PROBLEM REQUIREMENTS: Go over the listing below line by line and tally those containing "this". Give only the tally.

Items from a dataset:
● ● ● ●
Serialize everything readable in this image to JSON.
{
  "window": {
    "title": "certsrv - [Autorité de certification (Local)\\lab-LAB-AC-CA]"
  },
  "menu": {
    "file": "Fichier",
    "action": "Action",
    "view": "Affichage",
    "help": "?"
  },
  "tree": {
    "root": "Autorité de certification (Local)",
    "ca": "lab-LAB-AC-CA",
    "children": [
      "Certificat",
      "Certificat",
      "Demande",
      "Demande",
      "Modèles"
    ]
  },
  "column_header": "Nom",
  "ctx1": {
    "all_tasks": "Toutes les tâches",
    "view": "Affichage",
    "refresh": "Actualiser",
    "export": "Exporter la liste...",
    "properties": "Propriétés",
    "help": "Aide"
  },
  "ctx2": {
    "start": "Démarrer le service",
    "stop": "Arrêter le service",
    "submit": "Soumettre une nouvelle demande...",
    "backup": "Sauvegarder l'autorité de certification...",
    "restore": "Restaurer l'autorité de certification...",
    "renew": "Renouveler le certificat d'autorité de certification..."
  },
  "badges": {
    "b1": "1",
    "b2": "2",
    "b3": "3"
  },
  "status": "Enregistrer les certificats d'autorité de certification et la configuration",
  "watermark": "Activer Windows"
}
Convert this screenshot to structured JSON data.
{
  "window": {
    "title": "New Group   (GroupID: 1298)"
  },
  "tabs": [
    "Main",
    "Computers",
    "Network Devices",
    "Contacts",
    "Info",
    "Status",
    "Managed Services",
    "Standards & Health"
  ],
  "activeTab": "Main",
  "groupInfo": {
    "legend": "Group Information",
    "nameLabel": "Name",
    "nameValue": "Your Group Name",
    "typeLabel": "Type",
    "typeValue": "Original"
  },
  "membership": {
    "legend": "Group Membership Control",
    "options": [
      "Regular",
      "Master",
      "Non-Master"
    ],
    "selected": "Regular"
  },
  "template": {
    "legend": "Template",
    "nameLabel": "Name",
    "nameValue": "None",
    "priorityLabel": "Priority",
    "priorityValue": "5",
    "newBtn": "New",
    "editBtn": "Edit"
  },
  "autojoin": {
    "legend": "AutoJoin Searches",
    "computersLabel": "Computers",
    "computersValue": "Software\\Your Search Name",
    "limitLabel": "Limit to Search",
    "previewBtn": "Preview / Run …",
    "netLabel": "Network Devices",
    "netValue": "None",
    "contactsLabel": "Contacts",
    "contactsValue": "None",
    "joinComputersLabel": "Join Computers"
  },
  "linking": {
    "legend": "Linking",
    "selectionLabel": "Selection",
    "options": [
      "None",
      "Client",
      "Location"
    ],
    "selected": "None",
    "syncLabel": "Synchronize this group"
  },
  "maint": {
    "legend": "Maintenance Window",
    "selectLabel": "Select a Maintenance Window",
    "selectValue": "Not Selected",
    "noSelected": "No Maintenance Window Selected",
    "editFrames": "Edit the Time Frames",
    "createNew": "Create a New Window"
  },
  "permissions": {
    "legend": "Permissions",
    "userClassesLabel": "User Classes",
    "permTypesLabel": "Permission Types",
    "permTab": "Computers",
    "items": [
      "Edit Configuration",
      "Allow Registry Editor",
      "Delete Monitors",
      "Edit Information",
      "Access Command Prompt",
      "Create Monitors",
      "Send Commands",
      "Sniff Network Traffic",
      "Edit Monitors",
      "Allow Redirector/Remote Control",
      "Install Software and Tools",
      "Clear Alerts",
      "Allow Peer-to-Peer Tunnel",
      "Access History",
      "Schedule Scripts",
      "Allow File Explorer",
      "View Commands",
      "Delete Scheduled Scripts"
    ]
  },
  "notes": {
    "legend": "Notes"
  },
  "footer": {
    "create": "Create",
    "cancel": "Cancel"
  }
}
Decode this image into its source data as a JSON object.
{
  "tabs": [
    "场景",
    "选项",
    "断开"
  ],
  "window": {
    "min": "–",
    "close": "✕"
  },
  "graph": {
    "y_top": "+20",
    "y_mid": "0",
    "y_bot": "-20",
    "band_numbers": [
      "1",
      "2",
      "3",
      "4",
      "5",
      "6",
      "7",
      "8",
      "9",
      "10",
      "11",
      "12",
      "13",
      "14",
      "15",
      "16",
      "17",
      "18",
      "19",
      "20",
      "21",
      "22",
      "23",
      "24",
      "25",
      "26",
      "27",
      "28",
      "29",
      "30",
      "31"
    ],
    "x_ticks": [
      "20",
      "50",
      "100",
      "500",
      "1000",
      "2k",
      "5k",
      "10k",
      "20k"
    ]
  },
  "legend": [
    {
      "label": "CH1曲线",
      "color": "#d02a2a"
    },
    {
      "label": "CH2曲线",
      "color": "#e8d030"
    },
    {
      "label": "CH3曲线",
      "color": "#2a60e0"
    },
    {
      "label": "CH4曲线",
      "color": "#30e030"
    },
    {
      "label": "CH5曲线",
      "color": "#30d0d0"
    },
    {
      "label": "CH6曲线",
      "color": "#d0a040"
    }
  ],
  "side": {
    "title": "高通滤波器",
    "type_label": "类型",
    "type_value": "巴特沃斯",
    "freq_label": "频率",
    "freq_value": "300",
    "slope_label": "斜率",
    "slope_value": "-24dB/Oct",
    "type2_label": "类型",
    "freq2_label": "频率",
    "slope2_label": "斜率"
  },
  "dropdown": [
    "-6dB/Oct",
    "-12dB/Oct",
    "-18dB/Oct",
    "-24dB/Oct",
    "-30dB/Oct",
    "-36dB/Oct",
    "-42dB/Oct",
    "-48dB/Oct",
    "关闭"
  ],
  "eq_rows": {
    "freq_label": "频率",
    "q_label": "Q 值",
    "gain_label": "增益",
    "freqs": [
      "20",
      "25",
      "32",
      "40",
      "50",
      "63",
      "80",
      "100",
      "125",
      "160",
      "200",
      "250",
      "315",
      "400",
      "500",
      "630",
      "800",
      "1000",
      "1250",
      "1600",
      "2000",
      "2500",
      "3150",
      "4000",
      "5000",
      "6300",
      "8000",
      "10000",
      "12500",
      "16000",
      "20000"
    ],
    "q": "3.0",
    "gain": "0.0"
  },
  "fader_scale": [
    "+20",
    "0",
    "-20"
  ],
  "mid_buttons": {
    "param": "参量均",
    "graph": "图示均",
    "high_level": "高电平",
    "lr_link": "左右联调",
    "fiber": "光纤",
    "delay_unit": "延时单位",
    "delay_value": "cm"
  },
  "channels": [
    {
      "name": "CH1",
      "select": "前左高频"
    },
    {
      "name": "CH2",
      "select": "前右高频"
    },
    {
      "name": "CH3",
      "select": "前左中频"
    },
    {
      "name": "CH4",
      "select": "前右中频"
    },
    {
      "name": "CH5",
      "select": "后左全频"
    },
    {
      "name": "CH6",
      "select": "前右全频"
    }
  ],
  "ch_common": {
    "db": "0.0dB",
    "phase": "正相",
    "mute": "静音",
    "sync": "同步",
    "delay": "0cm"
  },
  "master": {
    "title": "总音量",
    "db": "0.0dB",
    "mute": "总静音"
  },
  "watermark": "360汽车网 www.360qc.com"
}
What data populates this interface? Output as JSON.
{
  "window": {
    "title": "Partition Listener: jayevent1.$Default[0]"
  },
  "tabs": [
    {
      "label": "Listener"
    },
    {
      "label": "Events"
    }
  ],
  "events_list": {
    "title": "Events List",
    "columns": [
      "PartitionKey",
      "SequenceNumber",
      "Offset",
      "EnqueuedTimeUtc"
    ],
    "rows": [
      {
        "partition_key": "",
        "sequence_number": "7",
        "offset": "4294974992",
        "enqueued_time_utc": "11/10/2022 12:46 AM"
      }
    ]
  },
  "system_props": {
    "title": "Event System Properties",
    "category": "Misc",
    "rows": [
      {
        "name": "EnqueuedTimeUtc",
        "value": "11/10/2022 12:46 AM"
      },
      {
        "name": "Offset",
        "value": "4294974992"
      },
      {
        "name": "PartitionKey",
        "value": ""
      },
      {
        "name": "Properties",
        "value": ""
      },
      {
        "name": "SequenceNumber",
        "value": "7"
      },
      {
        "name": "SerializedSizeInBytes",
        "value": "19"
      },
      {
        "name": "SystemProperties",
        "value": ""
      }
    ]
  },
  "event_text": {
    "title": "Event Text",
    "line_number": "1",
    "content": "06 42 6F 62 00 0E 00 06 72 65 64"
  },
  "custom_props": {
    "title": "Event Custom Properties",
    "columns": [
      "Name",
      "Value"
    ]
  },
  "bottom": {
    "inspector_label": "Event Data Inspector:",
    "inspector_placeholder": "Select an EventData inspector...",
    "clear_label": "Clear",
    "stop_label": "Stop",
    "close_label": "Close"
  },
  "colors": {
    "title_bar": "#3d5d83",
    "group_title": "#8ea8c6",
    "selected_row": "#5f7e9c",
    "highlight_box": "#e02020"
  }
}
● ● ● ●
TASK RESPONSE: 5